▶ _TASK TO COMPLETE_
How many lines in the listing below include the word "Revenue"? Answer with the number and nothing else.

▶ _DATA_
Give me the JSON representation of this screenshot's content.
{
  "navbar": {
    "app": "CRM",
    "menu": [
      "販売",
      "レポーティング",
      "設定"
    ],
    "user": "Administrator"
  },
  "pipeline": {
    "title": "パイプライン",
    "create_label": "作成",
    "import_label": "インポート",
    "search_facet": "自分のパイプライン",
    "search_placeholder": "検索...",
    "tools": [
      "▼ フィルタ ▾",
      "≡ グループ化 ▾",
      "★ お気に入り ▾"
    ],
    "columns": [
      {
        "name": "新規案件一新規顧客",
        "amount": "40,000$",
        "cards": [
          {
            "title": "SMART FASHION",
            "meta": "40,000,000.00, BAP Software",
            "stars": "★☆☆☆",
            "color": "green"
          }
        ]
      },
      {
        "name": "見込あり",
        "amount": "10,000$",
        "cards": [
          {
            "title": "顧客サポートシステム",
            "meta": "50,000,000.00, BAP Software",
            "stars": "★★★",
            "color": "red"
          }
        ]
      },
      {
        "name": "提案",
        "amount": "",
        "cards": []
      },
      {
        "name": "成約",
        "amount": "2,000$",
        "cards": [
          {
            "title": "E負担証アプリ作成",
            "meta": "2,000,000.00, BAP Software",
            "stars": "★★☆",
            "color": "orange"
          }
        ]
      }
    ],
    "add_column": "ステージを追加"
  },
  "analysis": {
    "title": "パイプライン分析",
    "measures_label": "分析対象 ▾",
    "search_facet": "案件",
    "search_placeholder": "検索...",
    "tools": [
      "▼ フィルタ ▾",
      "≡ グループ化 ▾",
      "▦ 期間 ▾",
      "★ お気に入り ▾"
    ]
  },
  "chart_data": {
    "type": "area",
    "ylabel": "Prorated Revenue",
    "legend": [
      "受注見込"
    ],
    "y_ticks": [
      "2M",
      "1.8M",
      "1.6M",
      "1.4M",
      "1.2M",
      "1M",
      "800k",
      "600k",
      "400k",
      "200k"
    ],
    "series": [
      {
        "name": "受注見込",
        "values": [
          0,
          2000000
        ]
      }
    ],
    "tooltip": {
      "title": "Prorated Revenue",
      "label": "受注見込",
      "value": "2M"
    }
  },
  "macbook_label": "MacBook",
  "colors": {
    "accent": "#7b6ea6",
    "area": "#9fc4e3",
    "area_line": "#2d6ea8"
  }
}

--

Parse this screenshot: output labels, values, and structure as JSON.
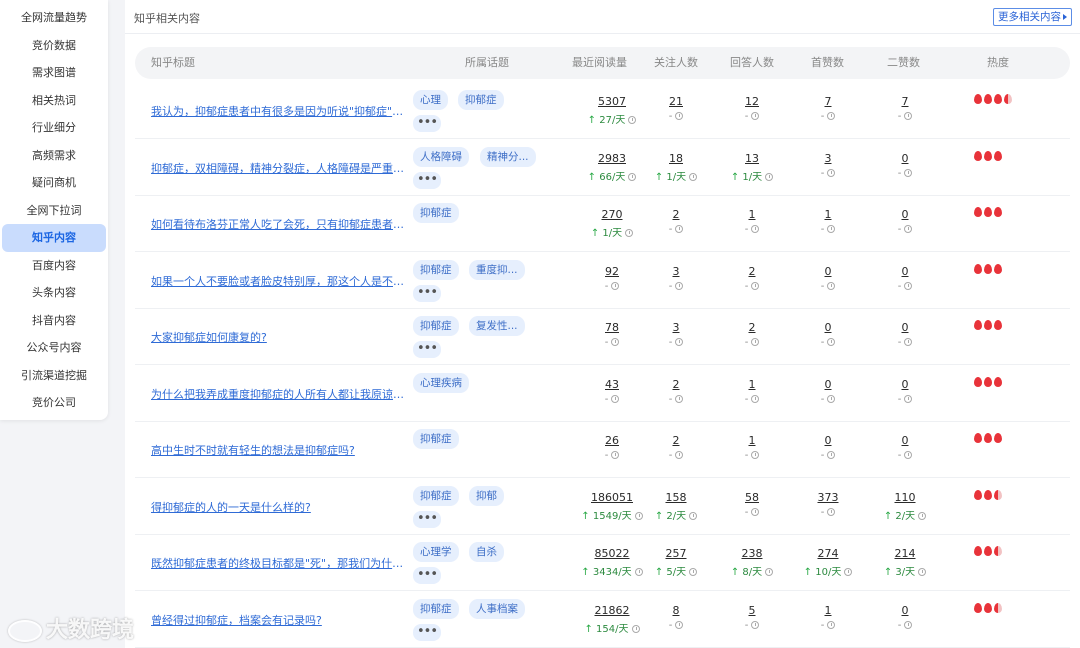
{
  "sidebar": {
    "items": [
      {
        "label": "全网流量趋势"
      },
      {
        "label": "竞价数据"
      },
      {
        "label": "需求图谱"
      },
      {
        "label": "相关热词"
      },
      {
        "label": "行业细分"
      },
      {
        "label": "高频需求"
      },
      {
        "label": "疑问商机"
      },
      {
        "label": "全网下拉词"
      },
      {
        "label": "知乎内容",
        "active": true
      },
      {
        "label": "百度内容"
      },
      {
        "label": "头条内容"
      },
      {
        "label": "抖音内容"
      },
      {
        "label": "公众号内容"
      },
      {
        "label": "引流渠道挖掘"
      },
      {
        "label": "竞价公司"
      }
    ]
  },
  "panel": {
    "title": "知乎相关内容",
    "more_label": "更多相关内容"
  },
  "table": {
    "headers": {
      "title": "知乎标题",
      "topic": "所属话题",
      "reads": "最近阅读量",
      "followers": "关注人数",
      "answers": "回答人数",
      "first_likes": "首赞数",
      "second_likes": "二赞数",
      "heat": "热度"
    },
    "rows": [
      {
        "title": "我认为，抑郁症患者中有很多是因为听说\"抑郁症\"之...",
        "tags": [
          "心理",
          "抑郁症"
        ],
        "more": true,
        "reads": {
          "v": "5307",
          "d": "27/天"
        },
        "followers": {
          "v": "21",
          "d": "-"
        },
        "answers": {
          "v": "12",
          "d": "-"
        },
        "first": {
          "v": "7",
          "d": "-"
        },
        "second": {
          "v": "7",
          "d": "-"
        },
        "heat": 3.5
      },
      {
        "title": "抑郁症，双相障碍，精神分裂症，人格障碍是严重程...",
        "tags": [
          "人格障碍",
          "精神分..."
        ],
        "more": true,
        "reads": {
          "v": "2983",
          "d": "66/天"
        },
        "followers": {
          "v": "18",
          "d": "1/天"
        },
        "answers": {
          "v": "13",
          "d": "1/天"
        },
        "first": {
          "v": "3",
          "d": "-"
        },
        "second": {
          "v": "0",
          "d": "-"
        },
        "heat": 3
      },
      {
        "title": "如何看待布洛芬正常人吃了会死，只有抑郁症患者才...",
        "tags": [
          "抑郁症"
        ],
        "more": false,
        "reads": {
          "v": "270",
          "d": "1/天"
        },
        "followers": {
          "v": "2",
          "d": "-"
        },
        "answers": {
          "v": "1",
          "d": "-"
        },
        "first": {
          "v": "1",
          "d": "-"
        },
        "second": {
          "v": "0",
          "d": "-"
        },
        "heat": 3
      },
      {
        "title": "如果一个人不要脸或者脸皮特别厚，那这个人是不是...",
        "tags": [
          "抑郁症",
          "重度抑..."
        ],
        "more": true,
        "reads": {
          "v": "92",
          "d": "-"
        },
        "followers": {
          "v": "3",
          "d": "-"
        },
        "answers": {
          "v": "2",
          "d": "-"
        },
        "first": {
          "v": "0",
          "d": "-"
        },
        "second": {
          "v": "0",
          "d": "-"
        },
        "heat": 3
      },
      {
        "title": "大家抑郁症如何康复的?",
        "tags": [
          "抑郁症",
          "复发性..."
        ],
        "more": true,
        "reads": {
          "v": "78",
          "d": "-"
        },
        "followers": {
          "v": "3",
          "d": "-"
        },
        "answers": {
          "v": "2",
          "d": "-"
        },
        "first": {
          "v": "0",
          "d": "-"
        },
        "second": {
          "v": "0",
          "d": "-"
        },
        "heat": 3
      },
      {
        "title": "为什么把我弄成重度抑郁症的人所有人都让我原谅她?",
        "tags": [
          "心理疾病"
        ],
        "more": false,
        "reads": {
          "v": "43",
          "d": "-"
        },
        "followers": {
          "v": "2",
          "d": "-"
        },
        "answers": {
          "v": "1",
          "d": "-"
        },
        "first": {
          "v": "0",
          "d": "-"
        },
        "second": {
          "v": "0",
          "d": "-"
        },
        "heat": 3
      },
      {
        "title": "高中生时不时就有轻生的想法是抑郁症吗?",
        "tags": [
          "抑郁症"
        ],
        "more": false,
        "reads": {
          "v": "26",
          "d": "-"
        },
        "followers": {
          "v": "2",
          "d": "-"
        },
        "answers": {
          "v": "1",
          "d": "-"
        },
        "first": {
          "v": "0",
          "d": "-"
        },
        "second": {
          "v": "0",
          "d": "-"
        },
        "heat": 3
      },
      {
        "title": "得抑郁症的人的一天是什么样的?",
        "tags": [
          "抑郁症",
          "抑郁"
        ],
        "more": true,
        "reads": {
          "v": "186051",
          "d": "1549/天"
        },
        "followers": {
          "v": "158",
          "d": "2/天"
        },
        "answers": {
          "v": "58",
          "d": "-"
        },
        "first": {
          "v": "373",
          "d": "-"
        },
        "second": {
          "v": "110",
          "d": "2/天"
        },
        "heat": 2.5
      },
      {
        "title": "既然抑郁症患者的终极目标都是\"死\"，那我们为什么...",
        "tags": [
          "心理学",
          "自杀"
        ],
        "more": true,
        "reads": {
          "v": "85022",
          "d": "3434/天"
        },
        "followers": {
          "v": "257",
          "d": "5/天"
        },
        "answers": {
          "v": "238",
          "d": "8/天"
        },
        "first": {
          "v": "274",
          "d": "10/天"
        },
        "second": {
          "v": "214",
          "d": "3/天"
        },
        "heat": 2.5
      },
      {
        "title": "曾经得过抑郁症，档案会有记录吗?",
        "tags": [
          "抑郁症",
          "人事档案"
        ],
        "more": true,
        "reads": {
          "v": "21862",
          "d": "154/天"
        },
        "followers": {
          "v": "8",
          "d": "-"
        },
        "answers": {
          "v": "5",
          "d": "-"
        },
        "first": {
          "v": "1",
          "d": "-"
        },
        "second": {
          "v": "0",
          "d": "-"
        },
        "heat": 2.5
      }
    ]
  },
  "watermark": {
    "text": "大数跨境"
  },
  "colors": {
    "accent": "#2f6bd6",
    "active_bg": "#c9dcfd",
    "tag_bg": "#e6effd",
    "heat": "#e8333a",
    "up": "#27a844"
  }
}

▶ _ANSWER TO THIS TASK_
2